*What needs to be done:* The entries below should be transcribed in their entirety, exactly as written.

(Stored data entries)
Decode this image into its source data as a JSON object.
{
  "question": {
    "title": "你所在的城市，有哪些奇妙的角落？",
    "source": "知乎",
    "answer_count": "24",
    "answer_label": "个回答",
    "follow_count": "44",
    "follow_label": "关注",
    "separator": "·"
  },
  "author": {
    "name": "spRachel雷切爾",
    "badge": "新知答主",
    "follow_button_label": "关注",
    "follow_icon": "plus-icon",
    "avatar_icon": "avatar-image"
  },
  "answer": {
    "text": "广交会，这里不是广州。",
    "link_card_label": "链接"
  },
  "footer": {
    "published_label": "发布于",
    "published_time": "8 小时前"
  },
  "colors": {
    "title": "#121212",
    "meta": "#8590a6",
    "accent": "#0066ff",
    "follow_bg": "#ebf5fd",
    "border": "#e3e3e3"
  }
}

*Solved exercise:*
Decode this image into its source data as a JSON object.
{
  "question": {
    "title": "你所在的城市，有哪些奇妙的角落？",
    "source": "知乎",
    "answer_count": "24",
    "answer_label": "个回答",
    "follow_count": "44",
    "follow_label": "关注",
    "separator": "·"
  },
  "author": {
    "name": "spRachel雷切爾",
    "badge": "新知答主",
    "follow_button_label": "关注",
    "follow_icon": "plus-icon",
    "avatar_icon": "avatar-image"
  },
  "answer": {
    "text": "广交会，这里不是广州。",
    "link_card_label": "链接"
  },
  "footer": {
    "published_label": "发布于",
    "published_time": "8 小时前"
  },
  "colors": {
    "title": "#121212",
    "meta": "#8590a6",
    "accent": "#0066ff",
    "follow_bg": "#ebf5fd",
    "border": "#e3e3e3"
  }
}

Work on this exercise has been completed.